Stated exercise 1: Reproduce the records verbatim, starting with their first line and ending with the line that contains "column-divider[interactable] bbox=[984, 259, 985, 289]". Include both of those lines.

:: Page

The dynamics are rewritten as:

$$\begin{array}{c}{\dot{x}}_{11}=x_{12}\hfill \\ {\dot{x}}_{12}=f_1\left({\chi }_{11}\right)+g_1\left({\chi }_{12}\right)u_1+d_1\hfill \\ {\dot{x}}_{21}=x_{21}\hfill \\ {\dot{x}}_{22}=f_2\left({\chi }_{21}\right)+g_2\left({\chi }_{22}\right)u_2+d_2\hfill \\ y_1=x_{11},y_2=x_{21}\hfill \end{array}$$

(12)

where $d_1$ and $d_2$ denote the disturbances and

$${\chi }_{11}={\left[x_{11},x_{12},x_{21},x_{22},u_2\right]}^T$$

(13)

$${\chi }_{12}={\left[x_{11},x_{12},x_{21},x_{22}\right]}^T$$

(14)

::::
:: Data to process

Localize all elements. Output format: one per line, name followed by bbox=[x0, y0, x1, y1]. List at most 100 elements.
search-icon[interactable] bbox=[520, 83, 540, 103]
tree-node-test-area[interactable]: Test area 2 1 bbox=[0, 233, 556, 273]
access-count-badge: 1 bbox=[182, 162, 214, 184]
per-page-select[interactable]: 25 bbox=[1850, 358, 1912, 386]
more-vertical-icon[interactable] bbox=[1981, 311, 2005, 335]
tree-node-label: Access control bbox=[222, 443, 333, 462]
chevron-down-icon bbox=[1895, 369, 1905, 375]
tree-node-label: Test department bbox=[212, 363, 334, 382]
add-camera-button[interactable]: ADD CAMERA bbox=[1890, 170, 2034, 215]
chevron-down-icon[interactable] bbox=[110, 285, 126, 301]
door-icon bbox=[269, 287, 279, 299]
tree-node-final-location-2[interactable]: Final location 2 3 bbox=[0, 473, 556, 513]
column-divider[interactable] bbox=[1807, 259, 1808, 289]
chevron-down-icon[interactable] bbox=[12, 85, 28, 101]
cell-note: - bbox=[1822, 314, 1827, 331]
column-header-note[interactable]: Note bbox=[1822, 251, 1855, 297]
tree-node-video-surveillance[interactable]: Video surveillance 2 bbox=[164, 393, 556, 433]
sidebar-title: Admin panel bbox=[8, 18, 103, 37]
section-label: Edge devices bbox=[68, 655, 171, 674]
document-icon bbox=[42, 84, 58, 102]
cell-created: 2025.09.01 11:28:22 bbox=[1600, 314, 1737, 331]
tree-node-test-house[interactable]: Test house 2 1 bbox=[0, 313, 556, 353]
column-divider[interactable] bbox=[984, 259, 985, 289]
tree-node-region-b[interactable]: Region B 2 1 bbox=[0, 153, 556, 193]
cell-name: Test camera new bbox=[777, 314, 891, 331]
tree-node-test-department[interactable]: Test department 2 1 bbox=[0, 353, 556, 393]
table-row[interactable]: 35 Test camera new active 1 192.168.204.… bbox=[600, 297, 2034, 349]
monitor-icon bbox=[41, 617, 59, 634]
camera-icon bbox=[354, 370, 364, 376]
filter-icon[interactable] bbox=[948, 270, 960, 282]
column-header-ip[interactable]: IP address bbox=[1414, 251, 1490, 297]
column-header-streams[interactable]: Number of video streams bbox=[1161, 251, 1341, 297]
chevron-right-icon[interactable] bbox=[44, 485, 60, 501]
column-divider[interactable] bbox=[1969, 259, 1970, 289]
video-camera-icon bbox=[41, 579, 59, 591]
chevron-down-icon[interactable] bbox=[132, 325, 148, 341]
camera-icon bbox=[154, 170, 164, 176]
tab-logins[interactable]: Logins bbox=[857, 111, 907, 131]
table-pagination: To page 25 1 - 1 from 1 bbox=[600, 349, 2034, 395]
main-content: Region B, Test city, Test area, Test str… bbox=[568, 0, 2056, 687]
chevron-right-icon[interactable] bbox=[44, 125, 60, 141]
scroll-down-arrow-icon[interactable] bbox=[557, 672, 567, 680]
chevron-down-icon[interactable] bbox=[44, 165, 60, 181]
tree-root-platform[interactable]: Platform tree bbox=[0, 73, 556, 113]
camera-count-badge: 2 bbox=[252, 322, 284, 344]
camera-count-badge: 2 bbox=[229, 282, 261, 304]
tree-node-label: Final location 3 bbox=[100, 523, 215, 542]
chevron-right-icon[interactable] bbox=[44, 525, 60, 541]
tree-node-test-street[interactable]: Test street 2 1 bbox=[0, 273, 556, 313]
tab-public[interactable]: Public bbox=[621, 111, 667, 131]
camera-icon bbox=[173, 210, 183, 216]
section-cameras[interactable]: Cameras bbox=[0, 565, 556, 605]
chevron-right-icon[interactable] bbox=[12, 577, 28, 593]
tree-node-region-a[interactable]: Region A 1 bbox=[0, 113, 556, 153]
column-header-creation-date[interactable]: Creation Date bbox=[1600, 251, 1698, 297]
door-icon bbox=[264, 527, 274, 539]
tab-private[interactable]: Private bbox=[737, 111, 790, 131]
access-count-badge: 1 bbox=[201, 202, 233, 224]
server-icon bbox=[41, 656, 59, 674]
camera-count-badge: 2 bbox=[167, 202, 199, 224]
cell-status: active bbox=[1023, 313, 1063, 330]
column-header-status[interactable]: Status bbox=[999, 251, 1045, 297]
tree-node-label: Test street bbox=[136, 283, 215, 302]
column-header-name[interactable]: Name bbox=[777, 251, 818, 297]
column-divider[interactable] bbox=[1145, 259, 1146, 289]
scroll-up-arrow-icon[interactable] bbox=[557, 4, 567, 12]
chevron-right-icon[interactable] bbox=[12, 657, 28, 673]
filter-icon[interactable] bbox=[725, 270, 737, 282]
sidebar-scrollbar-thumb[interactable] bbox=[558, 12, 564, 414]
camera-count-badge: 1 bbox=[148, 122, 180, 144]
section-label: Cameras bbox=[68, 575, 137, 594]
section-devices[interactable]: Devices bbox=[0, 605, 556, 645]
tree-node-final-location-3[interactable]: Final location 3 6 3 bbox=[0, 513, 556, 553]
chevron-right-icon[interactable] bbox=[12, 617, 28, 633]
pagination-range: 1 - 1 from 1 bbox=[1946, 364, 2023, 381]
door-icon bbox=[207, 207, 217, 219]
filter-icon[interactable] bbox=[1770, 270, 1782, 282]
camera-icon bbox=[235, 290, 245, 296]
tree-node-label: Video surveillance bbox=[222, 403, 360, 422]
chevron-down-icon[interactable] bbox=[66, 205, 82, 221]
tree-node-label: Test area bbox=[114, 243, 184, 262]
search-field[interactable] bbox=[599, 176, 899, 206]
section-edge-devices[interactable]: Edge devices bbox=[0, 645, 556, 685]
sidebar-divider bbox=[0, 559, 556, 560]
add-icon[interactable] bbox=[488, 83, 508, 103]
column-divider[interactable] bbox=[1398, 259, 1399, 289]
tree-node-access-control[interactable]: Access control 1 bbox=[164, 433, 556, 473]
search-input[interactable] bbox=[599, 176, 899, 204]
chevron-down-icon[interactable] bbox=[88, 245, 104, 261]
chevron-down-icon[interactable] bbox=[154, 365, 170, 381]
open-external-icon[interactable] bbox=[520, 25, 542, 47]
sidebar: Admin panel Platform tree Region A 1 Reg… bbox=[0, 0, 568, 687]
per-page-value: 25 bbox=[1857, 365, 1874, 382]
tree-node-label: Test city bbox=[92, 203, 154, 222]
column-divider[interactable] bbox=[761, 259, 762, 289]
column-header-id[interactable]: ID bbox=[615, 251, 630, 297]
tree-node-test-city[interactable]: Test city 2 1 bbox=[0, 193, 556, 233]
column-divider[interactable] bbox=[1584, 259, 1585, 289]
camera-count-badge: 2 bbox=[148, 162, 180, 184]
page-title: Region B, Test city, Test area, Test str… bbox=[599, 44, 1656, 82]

::::

Stated exercise 2:
Answer these questions about the rewritten dynamics:
(a) What do $d_1$ and $d_2$ denote?
(b) Which states are the outputs $y_1$ and $y_2$ set equal to?
(c) Which input appears in ${\chi }_{11}$ but not in ${\chi }_{12}$?

Written answer 1:
Localize all elements. Output format: one per line, name followed by bbox=[x0, y0, x1, y1]. List at most 100 elements.
search-icon[interactable] bbox=[520, 83, 540, 103]
tree-node-test-area[interactable]: Test area 2 1 bbox=[0, 233, 556, 273]
access-count-badge: 1 bbox=[182, 162, 214, 184]
per-page-select[interactable]: 25 bbox=[1850, 358, 1912, 386]
more-vertical-icon[interactable] bbox=[1981, 311, 2005, 335]
tree-node-label: Access control bbox=[222, 443, 333, 462]
chevron-down-icon bbox=[1895, 369, 1905, 375]
tree-node-label: Test department bbox=[212, 363, 334, 382]
add-camera-button[interactable]: ADD CAMERA bbox=[1890, 170, 2034, 215]
chevron-down-icon[interactable] bbox=[110, 285, 126, 301]
door-icon bbox=[269, 287, 279, 299]
tree-node-final-location-2[interactable]: Final location 2 3 bbox=[0, 473, 556, 513]
column-divider[interactable] bbox=[1807, 259, 1808, 289]
chevron-down-icon[interactable] bbox=[12, 85, 28, 101]
cell-note: - bbox=[1822, 314, 1827, 331]
column-header-note[interactable]: Note bbox=[1822, 251, 1855, 297]
tree-node-video-surveillance[interactable]: Video surveillance 2 bbox=[164, 393, 556, 433]
sidebar-title: Admin panel bbox=[8, 18, 103, 37]
section-label: Edge devices bbox=[68, 655, 171, 674]
document-icon bbox=[42, 84, 58, 102]
cell-created: 2025.09.01 11:28:22 bbox=[1600, 314, 1737, 331]
tree-node-test-house[interactable]: Test house 2 1 bbox=[0, 313, 556, 353]
column-divider[interactable] bbox=[984, 259, 985, 289]

Written answer 2:
(a) The disturbances.
(b) $y_1=x_{11}$ and $y_2=x_{21}$.
(c) $u_2$.